(Saved entries)
* * * *

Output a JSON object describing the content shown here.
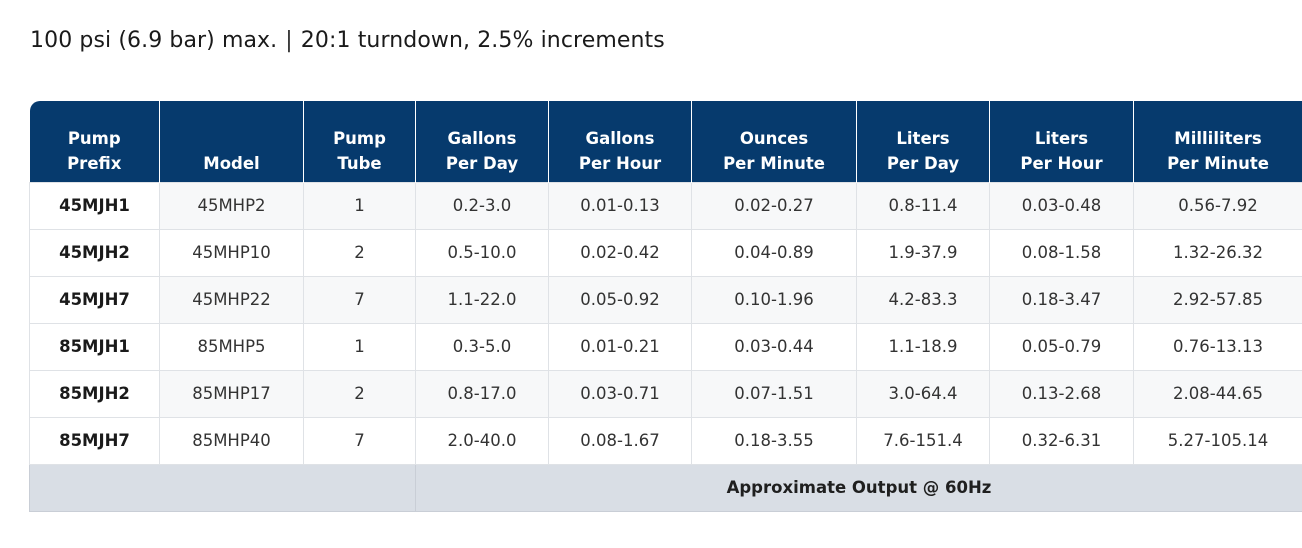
{
  "spec": {
    "pressure": "100 psi (6.9 bar) max.",
    "separator": "|",
    "turndown": "20:1 turndown, 2.5% increments"
  },
  "table": {
    "headers": [
      {
        "line1": "Pump",
        "line2": "Prefix"
      },
      {
        "line1": "",
        "line2": "Model"
      },
      {
        "line1": "Pump",
        "line2": "Tube"
      },
      {
        "line1": "Gallons",
        "line2": "Per Day"
      },
      {
        "line1": "Gallons",
        "line2": "Per Hour"
      },
      {
        "line1": "Ounces",
        "line2": "Per Minute"
      },
      {
        "line1": "Liters",
        "line2": "Per Day"
      },
      {
        "line1": "Liters",
        "line2": "Per Hour"
      },
      {
        "line1": "Milliliters",
        "line2": "Per Minute"
      }
    ],
    "rows": [
      [
        "45MJH1",
        "45MHP2",
        "1",
        "0.2-3.0",
        "0.01-0.13",
        "0.02-0.27",
        "0.8-11.4",
        "0.03-0.48",
        "0.56-7.92"
      ],
      [
        "45MJH2",
        "45MHP10",
        "2",
        "0.5-10.0",
        "0.02-0.42",
        "0.04-0.89",
        "1.9-37.9",
        "0.08-1.58",
        "1.32-26.32"
      ],
      [
        "45MJH7",
        "45MHP22",
        "7",
        "1.1-22.0",
        "0.05-0.92",
        "0.10-1.96",
        "4.2-83.3",
        "0.18-3.47",
        "2.92-57.85"
      ],
      [
        "85MJH1",
        "85MHP5",
        "1",
        "0.3-5.0",
        "0.01-0.21",
        "0.03-0.44",
        "1.1-18.9",
        "0.05-0.79",
        "0.76-13.13"
      ],
      [
        "85MJH2",
        "85MHP17",
        "2",
        "0.8-17.0",
        "0.03-0.71",
        "0.07-1.51",
        "3.0-64.4",
        "0.13-2.68",
        "2.08-44.65"
      ],
      [
        "85MJH7",
        "85MHP40",
        "7",
        "2.0-40.0",
        "0.08-1.67",
        "0.18-3.55",
        "7.6-151.4",
        "0.32-6.31",
        "5.27-105.14"
      ]
    ],
    "footer": "Approximate Output @ 60Hz"
  },
  "colors": {
    "header_bg": "#063a6d",
    "footer_bg": "#d9dee5"
  }
}
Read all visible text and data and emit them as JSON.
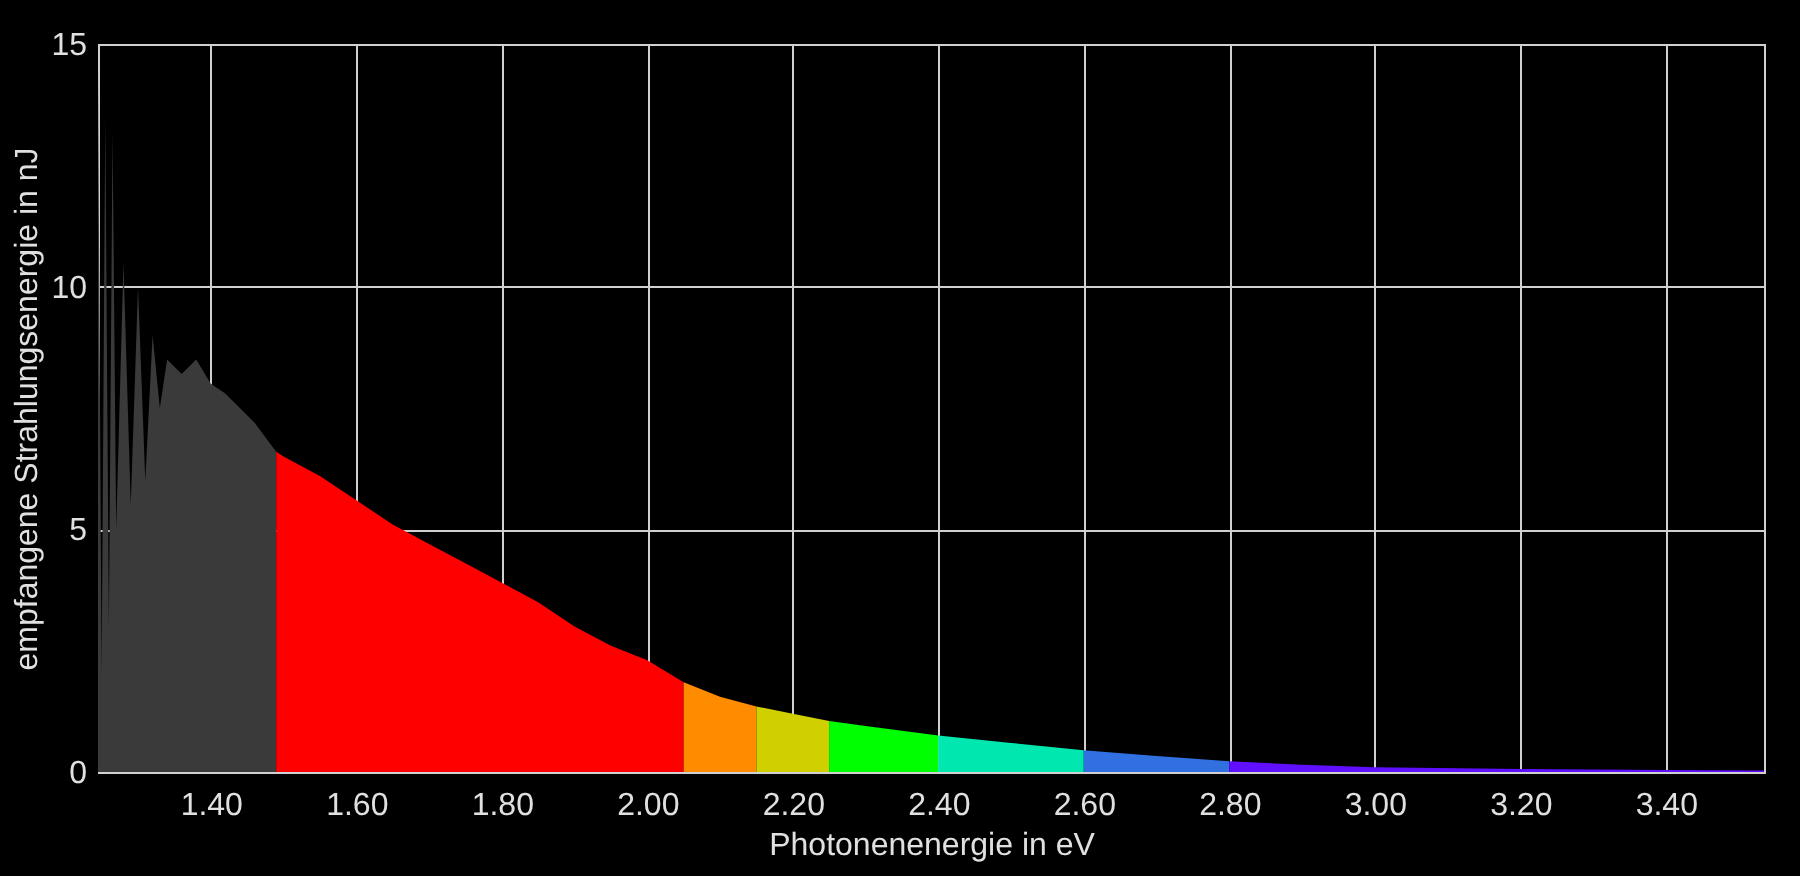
{
  "chart_data": {
    "type": "area",
    "xlabel": "Photonenenergie in eV",
    "ylabel": "empfangene Strahlungsenergie in nJ",
    "xlim": [
      1.245,
      3.535
    ],
    "ylim": [
      0,
      15
    ],
    "xticks": [
      {
        "value": 1.4,
        "label": "1.40"
      },
      {
        "value": 1.6,
        "label": "1.60"
      },
      {
        "value": 1.8,
        "label": "1.80"
      },
      {
        "value": 2.0,
        "label": "2.00"
      },
      {
        "value": 2.2,
        "label": "2.20"
      },
      {
        "value": 2.4,
        "label": "2.40"
      },
      {
        "value": 2.6,
        "label": "2.60"
      },
      {
        "value": 2.8,
        "label": "2.80"
      },
      {
        "value": 3.0,
        "label": "3.00"
      },
      {
        "value": 3.2,
        "label": "3.20"
      },
      {
        "value": 3.4,
        "label": "3.40"
      }
    ],
    "yticks": [
      0,
      5,
      10,
      15
    ],
    "grid": true,
    "series": [
      {
        "color": "#3a3a3a",
        "x": [
          1.245,
          1.25,
          1.255,
          1.26,
          1.265,
          1.27,
          1.28,
          1.29,
          1.3,
          1.31,
          1.32,
          1.33,
          1.34,
          1.36,
          1.38,
          1.4,
          1.42,
          1.44,
          1.46,
          1.49
        ],
        "values": [
          14.5,
          2,
          13.5,
          3,
          13.2,
          5,
          10.5,
          5.5,
          10,
          6,
          9,
          7.5,
          8.5,
          8.2,
          8.5,
          8,
          7.8,
          7.5,
          7.2,
          6.6
        ]
      },
      {
        "color": "#ff0000",
        "x": [
          1.49,
          1.5,
          1.55,
          1.6,
          1.65,
          1.7,
          1.75,
          1.8,
          1.85,
          1.9,
          1.95,
          2.0,
          2.05
        ],
        "values": [
          6.6,
          6.5,
          6.1,
          5.6,
          5.1,
          4.7,
          4.3,
          3.9,
          3.5,
          3.0,
          2.6,
          2.3,
          1.85
        ]
      },
      {
        "color": "#ff8c00",
        "x": [
          2.05,
          2.1,
          2.15
        ],
        "values": [
          1.85,
          1.55,
          1.35
        ]
      },
      {
        "color": "#d0d000",
        "x": [
          2.15,
          2.2,
          2.25
        ],
        "values": [
          1.35,
          1.2,
          1.05
        ]
      },
      {
        "color": "#00ff00",
        "x": [
          2.25,
          2.3,
          2.4
        ],
        "values": [
          1.05,
          0.95,
          0.75
        ]
      },
      {
        "color": "#00e8b0",
        "x": [
          2.4,
          2.5,
          2.6
        ],
        "values": [
          0.75,
          0.6,
          0.45
        ]
      },
      {
        "color": "#3070e0",
        "x": [
          2.6,
          2.7,
          2.8
        ],
        "values": [
          0.45,
          0.33,
          0.22
        ]
      },
      {
        "color": "#6010ff",
        "x": [
          2.8,
          2.9,
          3.0,
          3.2,
          3.4,
          3.535
        ],
        "values": [
          0.22,
          0.15,
          0.1,
          0.06,
          0.04,
          0.03
        ]
      }
    ]
  }
}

* * * *

AIM:
Using the data above, print every line exactly, omitting pictures.

TASK SOLUTION:
Output a JSON object describing the content shown here.
{
  "spec": {
    "pressure": "100 psi (6.9 bar) max.",
    "separator": "|",
    "turndown": "20:1 turndown, 2.5% increments"
  },
  "table": {
    "headers": [
      {
        "line1": "Pump",
        "line2": "Prefix"
      },
      {
        "line1": "",
        "line2": "Model"
      },
      {
        "line1": "Pump",
        "line2": "Tube"
      },
      {
        "line1": "Gallons",
        "line2": "Per Day"
      },
      {
        "line1": "Gallons",
        "line2": "Per Hour"
      },
      {
        "line1": "Ounces",
        "line2": "Per Minute"
      },
      {
        "line1": "Liters",
        "line2": "Per Day"
      },
      {
        "line1": "Liters",
        "line2": "Per Hour"
      },
      {
        "line1": "Milliliters",
        "line2": "Per Minute"
      }
    ],
    "rows": [
      [
        "45MJH1",
        "45MHP2",
        "1",
        "0.2-3.0",
        "0.01-0.13",
        "0.02-0.27",
        "0.8-11.4",
        "0.03-0.48",
        "0.56-7.92"
      ],
      [
        "45MJH2",
        "45MHP10",
        "2",
        "0.5-10.0",
        "0.02-0.42",
        "0.04-0.89",
        "1.9-37.9",
        "0.08-1.58",
        "1.32-26.32"
      ],
      [
        "45MJH7",
        "45MHP22",
        "7",
        "1.1-22.0",
        "0.05-0.92",
        "0.10-1.96",
        "4.2-83.3",
        "0.18-3.47",
        "2.92-57.85"
      ],
      [
        "85MJH1",
        "85MHP5",
        "1",
        "0.3-5.0",
        "0.01-0.21",
        "0.03-0.44",
        "1.1-18.9",
        "0.05-0.79",
        "0.76-13.13"
      ],
      [
        "85MJH2",
        "85MHP17",
        "2",
        "0.8-17.0",
        "0.03-0.71",
        "0.07-1.51",
        "3.0-64.4",
        "0.13-2.68",
        "2.08-44.65"
      ],
      [
        "85MJH7",
        "85MHP40",
        "7",
        "2.0-40.0",
        "0.08-1.67",
        "0.18-3.55",
        "7.6-151.4",
        "0.32-6.31",
        "5.27-105.14"
      ]
    ],
    "footer": "Approximate Output @ 60Hz"
  },
  "colors": {
    "header_bg": "#063a6d",
    "footer_bg": "#d9dee5"
  }
}
Read all visible text and data and emit them as JSON.
{
  "chart_data": {
    "type": "area",
    "xlabel": "Photonenenergie in eV",
    "ylabel": "empfangene Strahlungsenergie in nJ",
    "xlim": [
      1.245,
      3.535
    ],
    "ylim": [
      0,
      15
    ],
    "xticks": [
      {
        "value": 1.4,
        "label": "1.40"
      },
      {
        "value": 1.6,
        "label": "1.60"
      },
      {
        "value": 1.8,
        "label": "1.80"
      },
      {
        "value": 2.0,
        "label": "2.00"
      },
      {
        "value": 2.2,
        "label": "2.20"
      },
      {
        "value": 2.4,
        "label": "2.40"
      },
      {
        "value": 2.6,
        "label": "2.60"
      },
      {
        "value": 2.8,
        "label": "2.80"
      },
      {
        "value": 3.0,
        "label": "3.00"
      },
      {
        "value": 3.2,
        "label": "3.20"
      },
      {
        "value": 3.4,
        "label": "3.40"
      }
    ],
    "yticks": [
      0,
      5,
      10,
      15
    ],
    "grid": true,
    "series": [
      {
        "color": "#3a3a3a",
        "x": [
          1.245,
          1.25,
          1.255,
          1.26,
          1.265,
          1.27,
          1.28,
          1.29,
          1.3,
          1.31,
          1.32,
          1.33,
          1.34,
          1.36,
          1.38,
          1.4,
          1.42,
          1.44,
          1.46,
          1.49
        ],
        "values": [
          14.5,
          2,
          13.5,
          3,
          13.2,
          5,
          10.5,
          5.5,
          10,
          6,
          9,
          7.5,
          8.5,
          8.2,
          8.5,
          8,
          7.8,
          7.5,
          7.2,
          6.6
        ]
      },
      {
        "color": "#ff0000",
        "x": [
          1.49,
          1.5,
          1.55,
          1.6,
          1.65,
          1.7,
          1.75,
          1.8,
          1.85,
          1.9,
          1.95,
          2.0,
          2.05
        ],
        "values": [
          6.6,
          6.5,
          6.1,
          5.6,
          5.1,
          4.7,
          4.3,
          3.9,
          3.5,
          3.0,
          2.6,
          2.3,
          1.85
        ]
      },
      {
        "color": "#ff8c00",
        "x": [
          2.05,
          2.1,
          2.15
        ],
        "values": [
          1.85,
          1.55,
          1.35
        ]
      },
      {
        "color": "#d0d000",
        "x": [
          2.15,
          2.2,
          2.25
        ],
        "values": [
          1.35,
          1.2,
          1.05
        ]
      },
      {
        "color": "#00ff00",
        "x": [
          2.25,
          2.3,
          2.4
        ],
        "values": [
          1.05,
          0.95,
          0.75
        ]
      },
      {
        "color": "#00e8b0",
        "x": [
          2.4,
          2.5,
          2.6
        ],
        "values": [
          0.75,
          0.6,
          0.45
        ]
      },
      {
        "color": "#3070e0",
        "x": [
          2.6,
          2.7,
          2.8
        ],
        "values": [
          0.45,
          0.33,
          0.22
        ]
      },
      {
        "color": "#6010ff",
        "x": [
          2.8,
          2.9,
          3.0,
          3.2,
          3.4,
          3.535
        ],
        "values": [
          0.22,
          0.15,
          0.1,
          0.06,
          0.04,
          0.03
        ]
      }
    ]
  }
}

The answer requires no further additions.